→ Exercise task
Please lay out the entries as a numbered list, starting at the line that contains "Decompose this screenshot" and ending with the line that contains "tax-table (224, 236, 800, 357)", with blank lines left out.

→ Source records
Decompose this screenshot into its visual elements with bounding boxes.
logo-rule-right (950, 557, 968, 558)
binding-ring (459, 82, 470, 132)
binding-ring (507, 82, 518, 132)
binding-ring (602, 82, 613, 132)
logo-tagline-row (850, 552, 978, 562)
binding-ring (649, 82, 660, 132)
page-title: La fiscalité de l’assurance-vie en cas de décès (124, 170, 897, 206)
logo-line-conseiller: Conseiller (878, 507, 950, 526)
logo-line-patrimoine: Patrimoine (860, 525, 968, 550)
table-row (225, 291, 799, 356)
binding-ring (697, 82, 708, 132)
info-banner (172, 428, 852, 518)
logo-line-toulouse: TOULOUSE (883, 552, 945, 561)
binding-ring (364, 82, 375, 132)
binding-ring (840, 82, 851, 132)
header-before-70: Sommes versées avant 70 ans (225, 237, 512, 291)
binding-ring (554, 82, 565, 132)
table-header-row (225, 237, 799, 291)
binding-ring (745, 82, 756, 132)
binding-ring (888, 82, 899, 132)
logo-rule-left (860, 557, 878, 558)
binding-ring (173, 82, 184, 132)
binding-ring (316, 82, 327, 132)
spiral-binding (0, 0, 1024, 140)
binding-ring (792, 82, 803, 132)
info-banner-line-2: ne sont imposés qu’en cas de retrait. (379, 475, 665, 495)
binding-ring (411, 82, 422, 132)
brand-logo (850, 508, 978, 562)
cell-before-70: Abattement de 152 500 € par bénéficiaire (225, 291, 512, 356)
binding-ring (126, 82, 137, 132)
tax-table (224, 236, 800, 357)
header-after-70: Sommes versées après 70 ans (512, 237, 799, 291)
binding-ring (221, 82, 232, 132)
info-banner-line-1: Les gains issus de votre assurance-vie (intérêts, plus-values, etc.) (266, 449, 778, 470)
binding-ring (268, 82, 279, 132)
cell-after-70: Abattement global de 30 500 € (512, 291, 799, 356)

...

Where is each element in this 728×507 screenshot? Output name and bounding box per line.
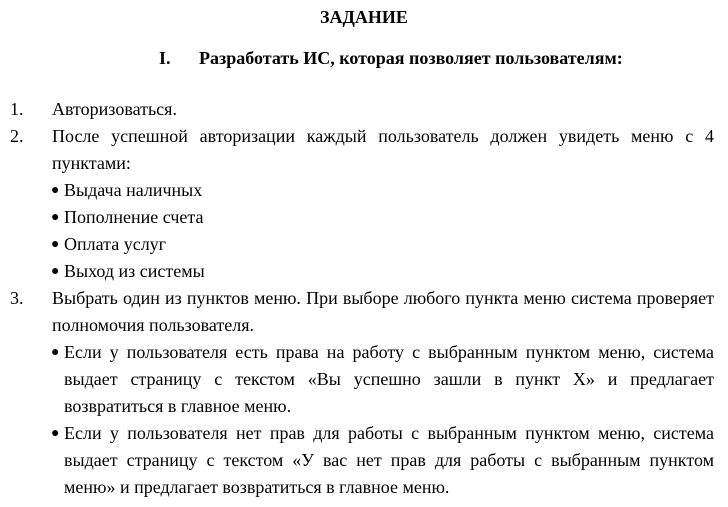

...

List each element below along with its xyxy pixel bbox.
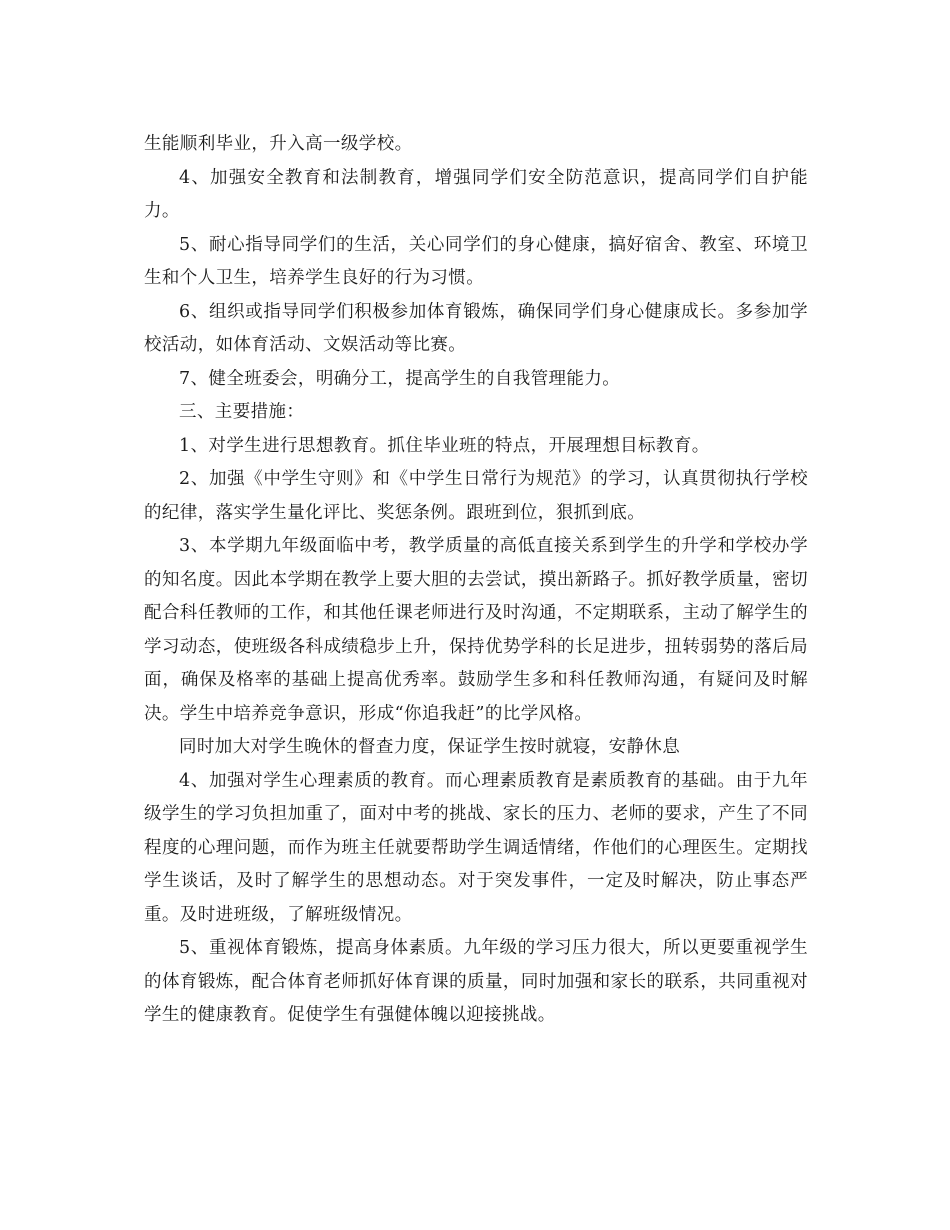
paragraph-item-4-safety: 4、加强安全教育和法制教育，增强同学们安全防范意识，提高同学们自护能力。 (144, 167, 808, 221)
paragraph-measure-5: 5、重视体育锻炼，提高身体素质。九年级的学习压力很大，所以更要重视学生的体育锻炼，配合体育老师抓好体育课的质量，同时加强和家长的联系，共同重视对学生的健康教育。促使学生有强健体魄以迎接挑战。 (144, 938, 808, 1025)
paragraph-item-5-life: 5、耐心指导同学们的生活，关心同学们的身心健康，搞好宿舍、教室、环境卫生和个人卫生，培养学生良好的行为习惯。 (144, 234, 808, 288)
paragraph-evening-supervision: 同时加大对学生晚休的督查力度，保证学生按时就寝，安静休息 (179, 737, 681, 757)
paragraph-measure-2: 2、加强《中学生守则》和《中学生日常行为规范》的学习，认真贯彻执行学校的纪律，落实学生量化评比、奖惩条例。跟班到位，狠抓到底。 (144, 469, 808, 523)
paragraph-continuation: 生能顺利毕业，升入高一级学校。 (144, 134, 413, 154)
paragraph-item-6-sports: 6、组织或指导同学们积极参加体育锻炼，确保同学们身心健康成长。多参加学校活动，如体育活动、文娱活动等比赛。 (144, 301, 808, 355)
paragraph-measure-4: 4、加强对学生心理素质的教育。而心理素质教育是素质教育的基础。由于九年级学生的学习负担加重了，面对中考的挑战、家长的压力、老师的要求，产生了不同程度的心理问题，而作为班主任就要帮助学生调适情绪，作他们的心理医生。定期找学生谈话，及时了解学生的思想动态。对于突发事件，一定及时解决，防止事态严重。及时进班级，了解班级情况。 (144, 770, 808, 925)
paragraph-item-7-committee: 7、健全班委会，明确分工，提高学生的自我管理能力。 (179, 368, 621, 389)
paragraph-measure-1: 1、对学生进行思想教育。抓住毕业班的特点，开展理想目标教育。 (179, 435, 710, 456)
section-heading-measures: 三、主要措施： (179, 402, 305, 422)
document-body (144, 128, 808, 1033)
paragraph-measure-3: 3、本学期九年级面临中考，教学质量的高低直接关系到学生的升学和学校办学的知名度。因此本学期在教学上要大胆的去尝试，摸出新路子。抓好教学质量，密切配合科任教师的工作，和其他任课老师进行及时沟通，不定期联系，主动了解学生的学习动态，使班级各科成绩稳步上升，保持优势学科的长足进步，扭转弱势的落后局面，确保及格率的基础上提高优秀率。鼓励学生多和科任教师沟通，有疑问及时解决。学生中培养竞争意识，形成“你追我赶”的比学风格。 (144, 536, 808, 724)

→ Answer in full
1. Decompose this screenshot into its visual elements with bounding boxes.
2. logo-rule-right (950, 557, 968, 558)
3. binding-ring (459, 82, 470, 132)
4. binding-ring (507, 82, 518, 132)
5. binding-ring (602, 82, 613, 132)
6. logo-tagline-row (850, 552, 978, 562)
7. binding-ring (649, 82, 660, 132)
8. page-title: La fiscalité de l’assurance-vie en cas de décès (124, 170, 897, 206)
9. logo-line-conseiller: Conseiller (878, 507, 950, 526)
10. logo-line-patrimoine: Patrimoine (860, 525, 968, 550)
11. table-row (225, 291, 799, 356)
12. binding-ring (697, 82, 708, 132)
13. info-banner (172, 428, 852, 518)
14. logo-line-toulouse: TOULOUSE (883, 552, 945, 561)
15. binding-ring (364, 82, 375, 132)
16. binding-ring (840, 82, 851, 132)
17. header-before-70: Sommes versées avant 70 ans (225, 237, 512, 291)
18. binding-ring (554, 82, 565, 132)
19. table-header-row (225, 237, 799, 291)
20. binding-ring (745, 82, 756, 132)
21. binding-ring (888, 82, 899, 132)
22. logo-rule-left (860, 557, 878, 558)
23. binding-ring (173, 82, 184, 132)
24. binding-ring (316, 82, 327, 132)
25. spiral-binding (0, 0, 1024, 140)
26. binding-ring (792, 82, 803, 132)
27. info-banner-line-2: ne sont imposés qu’en cas de retrait. (379, 475, 665, 495)
28. binding-ring (411, 82, 422, 132)
29. brand-logo (850, 508, 978, 562)
30. cell-before-70: Abattement de 152 500 € par bénéficiaire (225, 291, 512, 356)
31. binding-ring (126, 82, 137, 132)
32. tax-table (224, 236, 800, 357)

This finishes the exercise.